Written exercise - Copy the records below exactly as they are written.
─── Data to process
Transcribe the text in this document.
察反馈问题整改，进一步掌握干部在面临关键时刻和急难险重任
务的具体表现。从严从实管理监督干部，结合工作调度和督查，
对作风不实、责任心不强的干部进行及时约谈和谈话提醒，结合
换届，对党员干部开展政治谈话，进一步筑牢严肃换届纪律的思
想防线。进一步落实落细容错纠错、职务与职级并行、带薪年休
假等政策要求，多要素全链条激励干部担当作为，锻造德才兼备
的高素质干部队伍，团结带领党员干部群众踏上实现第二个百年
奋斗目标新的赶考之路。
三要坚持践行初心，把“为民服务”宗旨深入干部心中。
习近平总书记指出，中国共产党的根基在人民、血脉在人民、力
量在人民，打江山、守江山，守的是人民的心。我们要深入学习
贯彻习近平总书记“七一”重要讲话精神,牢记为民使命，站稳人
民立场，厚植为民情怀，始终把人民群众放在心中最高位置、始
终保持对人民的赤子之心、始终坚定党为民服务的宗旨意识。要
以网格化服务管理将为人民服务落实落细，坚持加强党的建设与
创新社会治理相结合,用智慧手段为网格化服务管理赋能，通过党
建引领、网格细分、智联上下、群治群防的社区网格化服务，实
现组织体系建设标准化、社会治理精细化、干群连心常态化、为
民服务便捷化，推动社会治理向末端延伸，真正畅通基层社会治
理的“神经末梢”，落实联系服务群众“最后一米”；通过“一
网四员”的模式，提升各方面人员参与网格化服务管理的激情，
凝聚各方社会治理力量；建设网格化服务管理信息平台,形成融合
──────
Solution to the exercise -
Transcribe the text in this document.
察反馈问题整改，进一步掌握干部在面临关键时刻和急难险重任
务的具体表现。从严从实管理监督干部，结合工作调度和督查，
对作风不实、责任心不强的干部进行及时约谈和谈话提醒，结合
换届，对党员干部开展政治谈话，进一步筑牢严肃换届纪律的思
想防线。进一步落实落细容错纠错、职务与职级并行、带薪年休
假等政策要求，多要素全链条激励干部担当作为，锻造德才兼备
的高素质干部队伍，团结带领党员干部群众踏上实现第二个百年
奋斗目标新的赶考之路。
三要坚持践行初心，把“为民服务”宗旨深入干部心中。
习近平总书记指出，中国共产党的根基在人民、血脉在人民、力
量在人民，打江山、守江山，守的是人民的心。我们要深入学习
贯彻习近平总书记“七一”重要讲话精神,牢记为民使命，站稳人
民立场，厚植为民情怀，始终把人民群众放在心中最高位置、始
终保持对人民的赤子之心、始终坚定党为民服务的宗旨意识。要
以网格化服务管理将为人民服务落实落细，坚持加强党的建设与
创新社会治理相结合,用智慧手段为网格化服务管理赋能，通过党
建引领、网格细分、智联上下、群治群防的社区网格化服务，实
现组织体系建设标准化、社会治理精细化、干群连心常态化、为
民服务便捷化，推动社会治理向末端延伸，真正畅通基层社会治
理的“神经末梢”，落实联系服务群众“最后一米”；通过“一
网四员”的模式，提升各方面人员参与网格化服务管理的激情，
凝聚各方社会治理力量；建设网格化服务管理信息平台,形成融合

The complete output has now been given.